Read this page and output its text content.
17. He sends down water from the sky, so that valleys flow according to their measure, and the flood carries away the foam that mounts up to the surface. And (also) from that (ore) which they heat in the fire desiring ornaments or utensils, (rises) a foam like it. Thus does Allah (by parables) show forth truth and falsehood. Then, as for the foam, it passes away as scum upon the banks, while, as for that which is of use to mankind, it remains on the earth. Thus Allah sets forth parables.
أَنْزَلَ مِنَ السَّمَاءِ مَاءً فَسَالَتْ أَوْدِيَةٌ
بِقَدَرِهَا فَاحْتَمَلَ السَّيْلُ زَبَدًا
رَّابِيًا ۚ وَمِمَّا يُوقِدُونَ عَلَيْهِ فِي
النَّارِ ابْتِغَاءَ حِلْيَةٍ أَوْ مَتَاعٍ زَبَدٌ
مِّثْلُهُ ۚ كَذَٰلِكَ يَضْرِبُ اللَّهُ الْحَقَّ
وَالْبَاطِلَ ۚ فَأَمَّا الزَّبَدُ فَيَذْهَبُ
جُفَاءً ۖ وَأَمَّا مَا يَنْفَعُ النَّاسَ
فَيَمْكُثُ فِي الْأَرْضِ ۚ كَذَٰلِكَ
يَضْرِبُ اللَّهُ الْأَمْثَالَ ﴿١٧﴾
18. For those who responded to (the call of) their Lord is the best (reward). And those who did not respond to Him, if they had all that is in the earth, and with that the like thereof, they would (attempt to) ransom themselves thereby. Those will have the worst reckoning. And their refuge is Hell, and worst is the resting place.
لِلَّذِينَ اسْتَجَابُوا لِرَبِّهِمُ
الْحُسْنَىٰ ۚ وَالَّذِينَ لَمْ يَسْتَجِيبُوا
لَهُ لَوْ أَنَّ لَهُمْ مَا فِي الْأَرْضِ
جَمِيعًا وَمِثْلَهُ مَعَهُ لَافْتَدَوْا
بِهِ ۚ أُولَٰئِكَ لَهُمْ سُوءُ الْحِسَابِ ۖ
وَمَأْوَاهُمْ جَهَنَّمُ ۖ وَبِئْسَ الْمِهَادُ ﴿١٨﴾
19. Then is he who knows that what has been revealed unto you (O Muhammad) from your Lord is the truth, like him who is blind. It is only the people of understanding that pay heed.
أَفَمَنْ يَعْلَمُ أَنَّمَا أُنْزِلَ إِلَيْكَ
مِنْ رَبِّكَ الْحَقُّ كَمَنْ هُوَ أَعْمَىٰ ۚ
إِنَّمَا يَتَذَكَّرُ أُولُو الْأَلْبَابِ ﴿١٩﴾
──────────────────────────────
Reproduce each entry word for word.

Read this page and output its text content.
17. He sends down water from the sky, so that valleys flow according to their measure, and the flood carries away the foam that mounts up to the surface. And (also) from that (ore) which they heat in the fire desiring ornaments or utensils, (rises) a foam like it. Thus does Allah (by parables) show forth truth and falsehood. Then, as for the foam, it passes away as scum upon the banks, while, as for that which is of use to mankind, it remains on the earth. Thus Allah sets forth parables.
أَنْزَلَ مِنَ السَّمَاءِ مَاءً فَسَالَتْ أَوْدِيَةٌ
بِقَدَرِهَا فَاحْتَمَلَ السَّيْلُ زَبَدًا
رَّابِيًا ۚ وَمِمَّا يُوقِدُونَ عَلَيْهِ فِي
النَّارِ ابْتِغَاءَ حِلْيَةٍ أَوْ مَتَاعٍ زَبَدٌ
مِّثْلُهُ ۚ كَذَٰلِكَ يَضْرِبُ اللَّهُ الْحَقَّ
وَالْبَاطِلَ ۚ فَأَمَّا الزَّبَدُ فَيَذْهَبُ
جُفَاءً ۖ وَأَمَّا مَا يَنْفَعُ النَّاسَ
فَيَمْكُثُ فِي الْأَرْضِ ۚ كَذَٰلِكَ
يَضْرِبُ اللَّهُ الْأَمْثَالَ ﴿١٧﴾
18. For those who responded to (the call of) their Lord is the best (reward). And those who did not respond to Him, if they had all that is in the earth, and with that the like thereof, they would (attempt to) ransom themselves thereby. Those will have the worst reckoning. And their refuge is Hell, and worst is the resting place.
لِلَّذِينَ اسْتَجَابُوا لِرَبِّهِمُ
الْحُسْنَىٰ ۚ وَالَّذِينَ لَمْ يَسْتَجِيبُوا
لَهُ لَوْ أَنَّ لَهُمْ مَا فِي الْأَرْضِ
جَمِيعًا وَمِثْلَهُ مَعَهُ لَافْتَدَوْا
بِهِ ۚ أُولَٰئِكَ لَهُمْ سُوءُ الْحِسَابِ ۖ
وَمَأْوَاهُمْ جَهَنَّمُ ۖ وَبِئْسَ الْمِهَادُ ﴿١٨﴾
19. Then is he who knows that what has been revealed unto you (O Muhammad) from your Lord is the truth, like him who is blind. It is only the people of understanding that pay heed.
أَفَمَنْ يَعْلَمُ أَنَّمَا أُنْزِلَ إِلَيْكَ
مِنْ رَبِّكَ الْحَقُّ كَمَنْ هُوَ أَعْمَىٰ ۚ
إِنَّمَا يَتَذَكَّرُ أُولُو الْأَلْبَابِ ﴿١٩﴾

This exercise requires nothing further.